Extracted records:
━━━━━━
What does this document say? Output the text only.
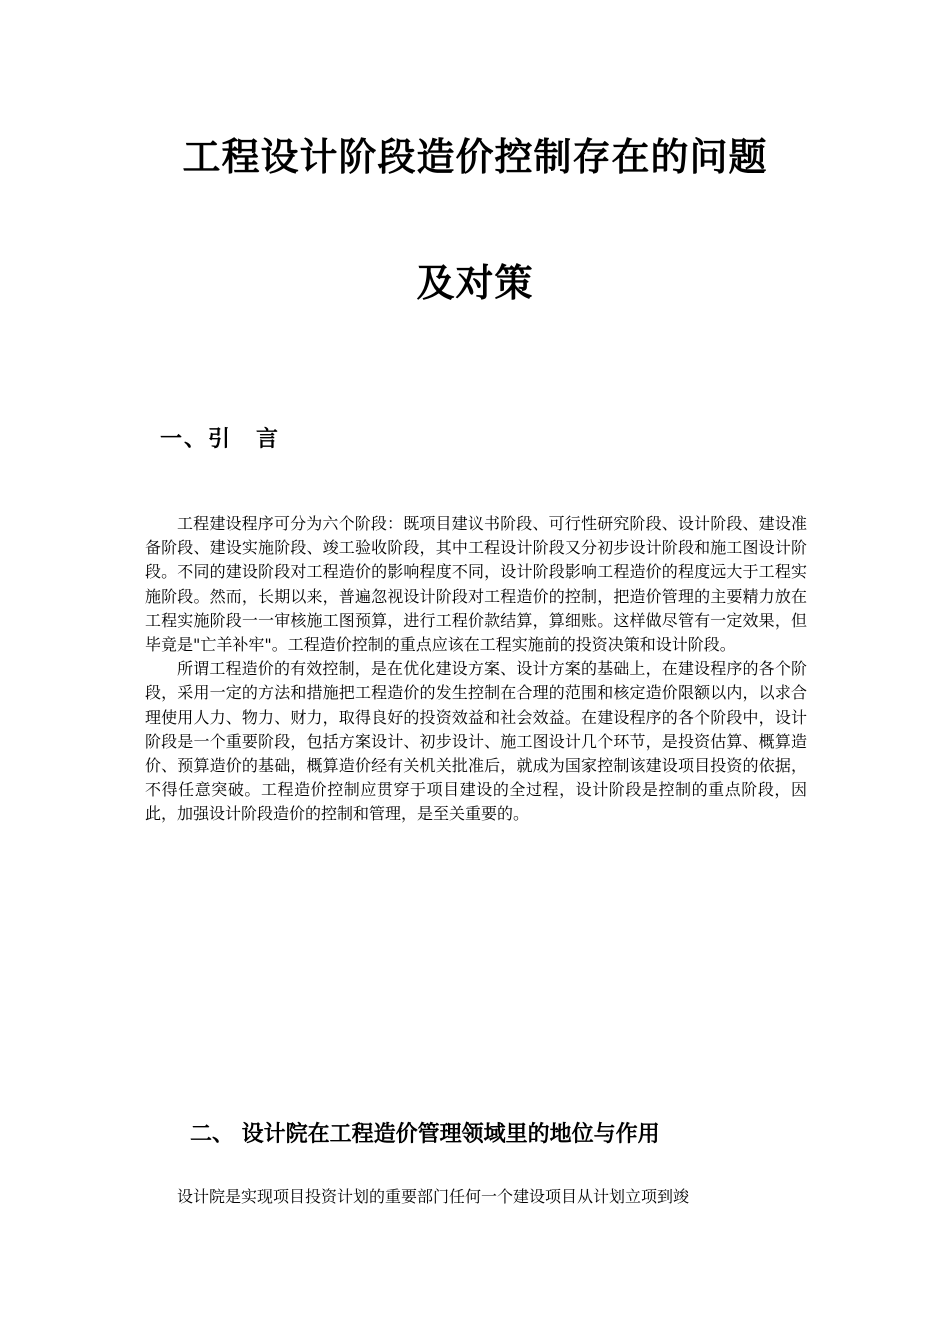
工程设计阶段造价控制存在的问题
及对策
一、引　言

工程建设程序可分为六个阶段：既项目建议书阶段、可行性研究阶段、设计阶段、建设准备阶段、建设实施阶段、竣工验收阶段，其中工程设计阶段又分初步设计阶段和施工图设计阶段。不同的建设阶段对工程造价的影响程度不同，设计阶段影响工程造价的程度远大于工程实施阶段。然而，长期以来，普遍忽视设计阶段对工程造价的控制，把造价管理的主要精力放在工程实施阶段一一审核施工图预算，进行工程价款结算，算细账。这样做尽管有一定效果，但毕竟是"亡羊补牢"。工程造价控制的重点应该在工程实施前的投资决策和设计阶段。

所谓工程造价的有效控制，是在优化建设方案、设计方案的基础上，在建设程序的各个阶段，采用一定的方法和措施把工程造价的发生控制在合理的范围和核定造价限额以内，以求合理使用人力、物力、财力，取得良好的投资效益和社会效益。在建设程序的各个阶段中，设计阶段是一个重要阶段，包括方案设计、初步设计、施工图设计几个环节，是投资估算、概算造价、预算造价的基础，概算造价经有关机关批准后，就成为国家控制该建设项目投资的依据，不得任意突破。工程造价控制应贯穿于项目建设的全过程，设计阶段是控制的重点阶段，因此，加强设计阶段造价的控制和管理，是至关重要的。

二、 设计院在工程造价管理领域里的地位与作用

设计院是实现项目投资计划的重要部门任何一个建设项目从计划立项到竣
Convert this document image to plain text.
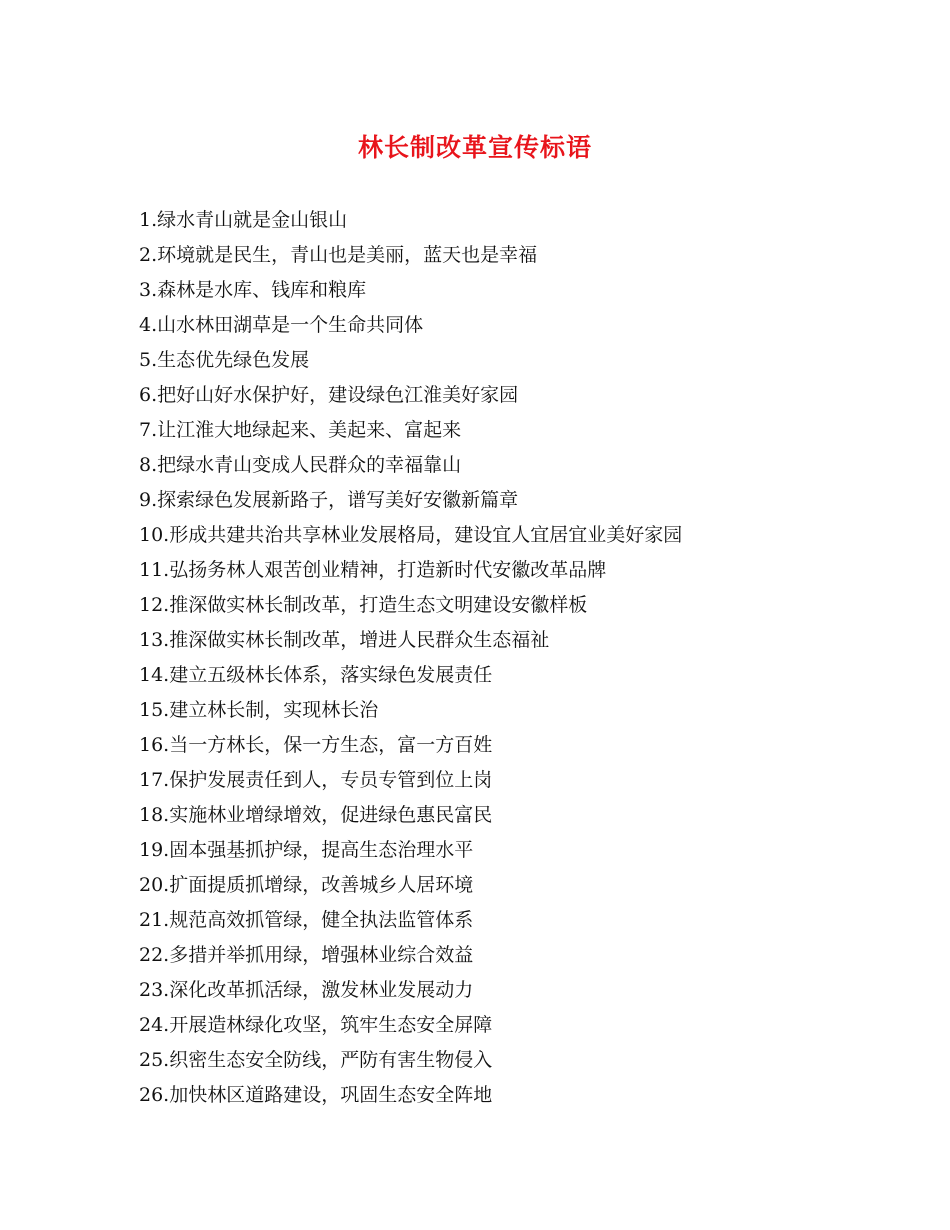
林长制改革宣传标语
1.绿水青山就是金山银山
2.环境就是民生，青山也是美丽，蓝天也是幸福
3.森林是水库、钱库和粮库
4.山水林田湖草是一个生命共同体
5.生态优先绿色发展
6.把好山好水保护好，建设绿色江淮美好家园
7.让江淮大地绿起来、美起来、富起来
8.把绿水青山变成人民群众的幸福靠山
9.探索绿色发展新路子，谱写美好安徽新篇章
10.形成共建共治共享林业发展格局，建设宜人宜居宜业美好家园
11.弘扬务林人艰苦创业精神，打造新时代安徽改革品牌
12.推深做实林长制改革，打造生态文明建设安徽样板
13.推深做实林长制改革，增进人民群众生态福祉
14.建立五级林长体系，落实绿色发展责任
15.建立林长制，实现林长治
16.当一方林长，保一方生态，富一方百姓
17.保护发展责任到人，专员专管到位上岗
18.实施林业增绿增效，促进绿色惠民富民
19.固本强基抓护绿，提高生态治理水平
20.扩面提质抓增绿，改善城乡人居环境
21.规范高效抓管绿，健全执法监管体系
22.多措并举抓用绿，增强林业综合效益
23.深化改革抓活绿，激发林业发展动力
24.开展造林绿化攻坚，筑牢生态安全屏障
25.织密生态安全防线，严防有害生物侵入
26.加快林区道路建设，巩固生态安全阵地
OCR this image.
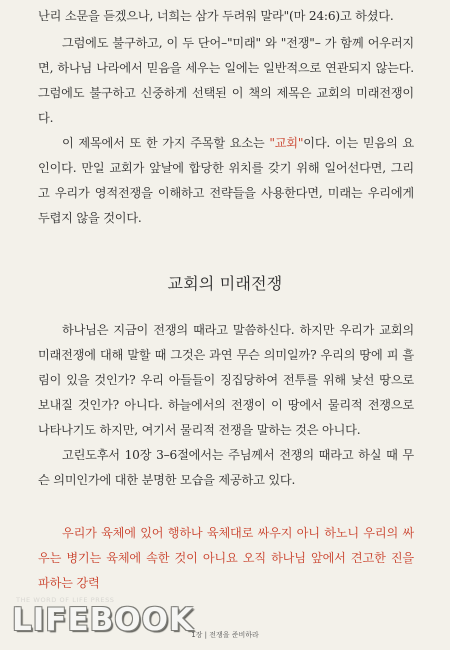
난리 소문을 듣겠으나, 너희는 삼가 두려워 말라"(마 24:6)고 하셨다.

그럼에도 불구하고, 이 두 단어–"미래" 와 "전쟁"– 가 함께 어우러지면, 하나님 나라에서 믿음을 세우는 일에는 일반적으로 연관되지 않는다. 그럼에도 불구하고 신중하게 선택된 이 책의 제목은 교회의 미래전쟁이다.

이 제목에서 또 한 가지 주목할 요소는 "교회"이다. 이는 믿음의 요인이다. 만일 교회가 앞날에 합당한 위치를 갖기 위해 일어선다면, 그리고 우리가 영적전쟁을 이해하고 전략들을 사용한다면, 미래는 우리에게 두렵지 않을 것이다.

교회의 미래전쟁

하나님은 지금이 전쟁의 때라고 말씀하신다. 하지만 우리가 교회의 미래전쟁에 대해 말할 때 그것은 과연 무슨 의미일까? 우리의 땅에 피 흘림이 있을 것인가? 우리 아들들이 징집당하여 전투를 위해 낯선 땅으로 보내질 것인가? 아니다. 하늘에서의 전쟁이 이 땅에서 물리적 전쟁으로 나타나기도 하지만, 여기서 물리적 전쟁을 말하는 것은 아니다.

고린도후서 10장 3–6절에서는 주님께서 전쟁의 때라고 하실 때 무슨 의미인가에 대한 분명한 모습을 제공하고 있다.

우리가 육체에 있어 행하나 육체대로 싸우지 아니 하노니 우리의 싸우는 병기는 육체에 속한 것이 아니요 오직 하나님 앞에서 견고한 진을 파하는 강력

THE WORD OF LIFE PRESS
LIFEBOOK
1장 | 전쟁을 준비하라
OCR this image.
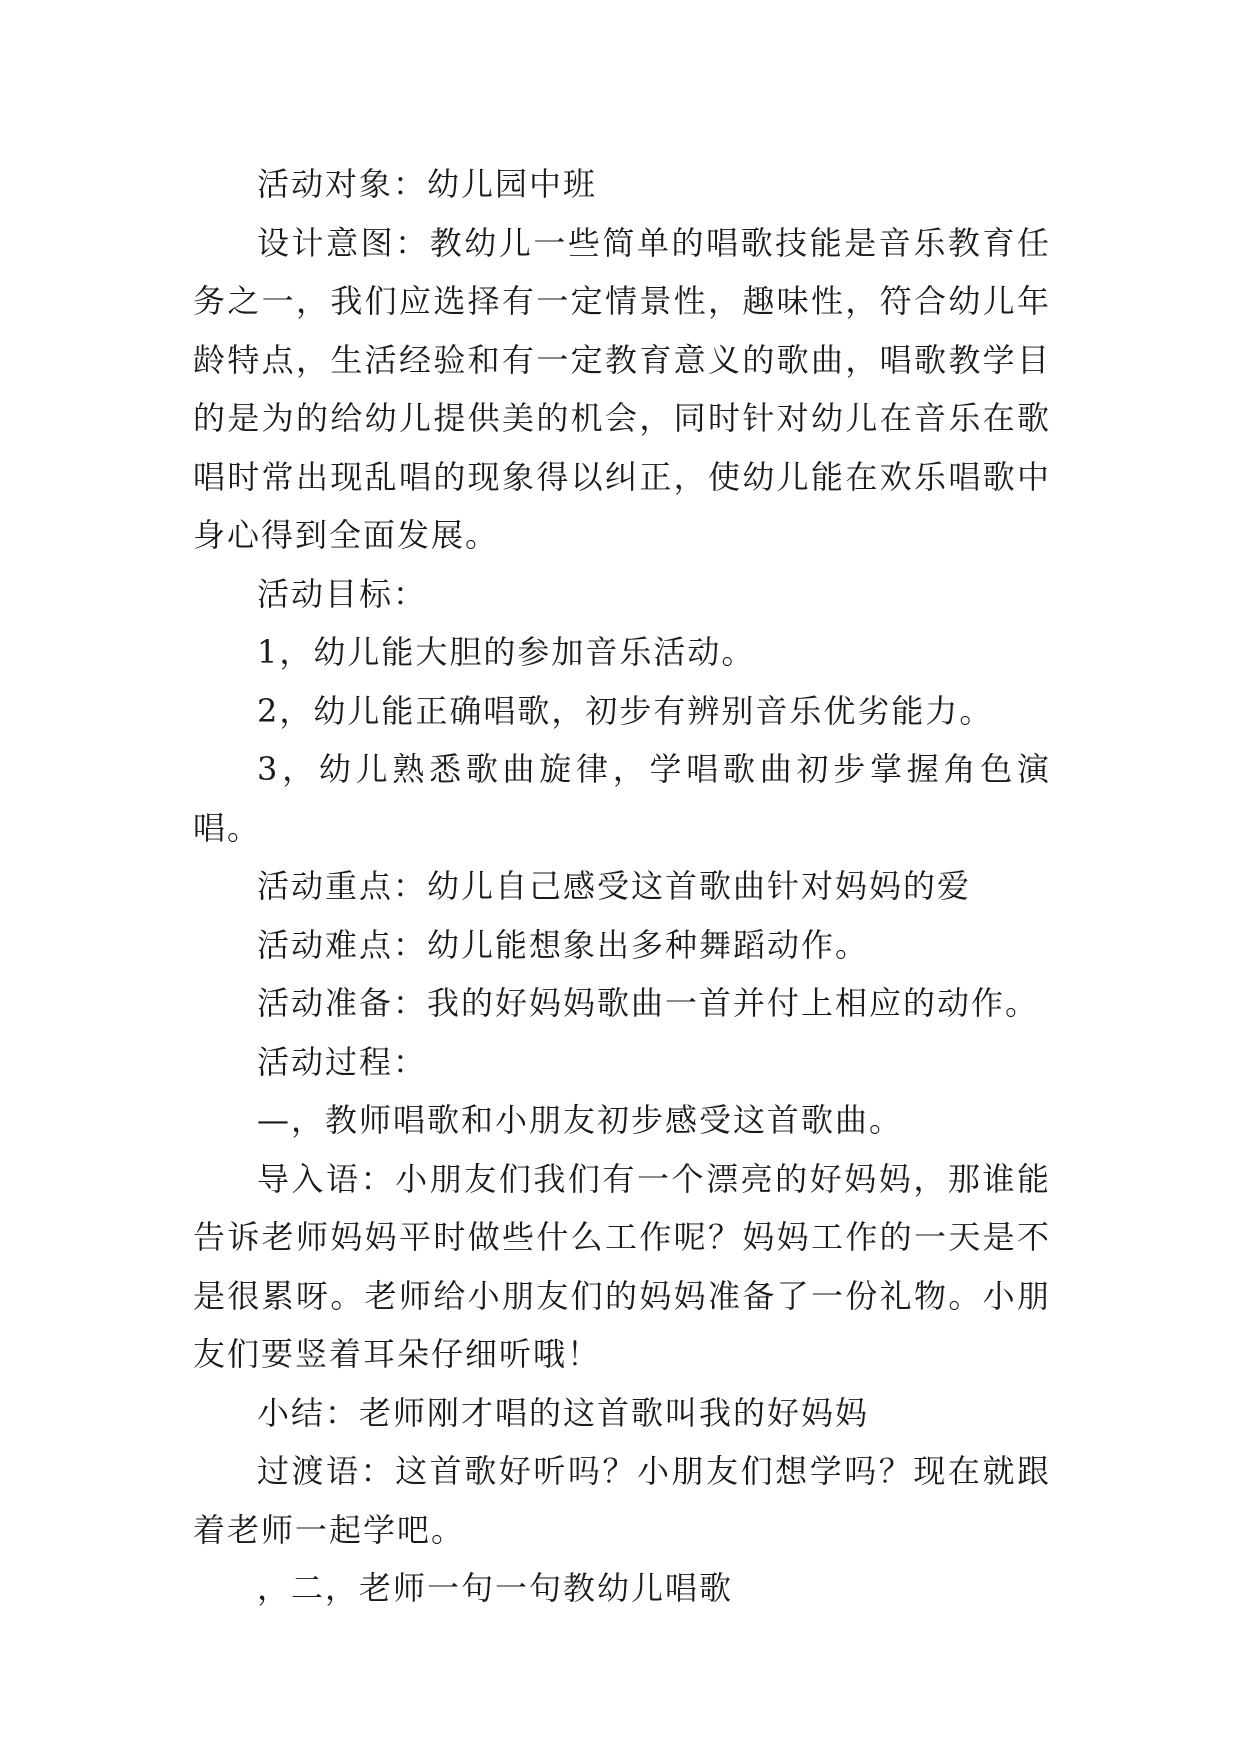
活动对象：幼儿园中班

设计意图：教幼儿一些简单的唱歌技能是音乐教育任务之一，我们应选择有一定情景性，趣味性，符合幼儿年龄特点，生活经验和有一定教育意义的歌曲，唱歌教学目的是为的给幼儿提供美的机会，同时针对幼儿在音乐在歌唱时常出现乱唱的现象得以纠正，使幼儿能在欢乐唱歌中身心得到全面发展。

活动目标：

1，幼儿能大胆的参加音乐活动。

2，幼儿能正确唱歌，初步有辨别音乐优劣能力。

3，幼儿熟悉歌曲旋律，学唱歌曲初步掌握角色演唱。

活动重点：幼儿自己感受这首歌曲针对妈妈的爱

活动难点：幼儿能想象出多种舞蹈动作。

活动准备：我的好妈妈歌曲一首并付上相应的动作。

活动过程：

—，教师唱歌和小朋友初步感受这首歌曲。

导入语：小朋友们我们有一个漂亮的好妈妈，那谁能告诉老师妈妈平时做些什么工作呢？妈妈工作的一天是不是很累呀。老师给小朋友们的妈妈准备了一份礼物。小朋友们要竖着耳朵仔细听哦！

小结：老师刚才唱的这首歌叫我的好妈妈

过渡语：这首歌好听吗？小朋友们想学吗？现在就跟着老师一起学吧。

，二，老师一句一句教幼儿唱歌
━━━━━━
What you have to do ▸ Scan the material above for the string "推深做实林长制改革" and return the lines that hold it.

Reply ▸
12.推深做实林长制改革，打造生态文明建设安徽样板
13.推深做实林长制改革，增进人民群众生态福祉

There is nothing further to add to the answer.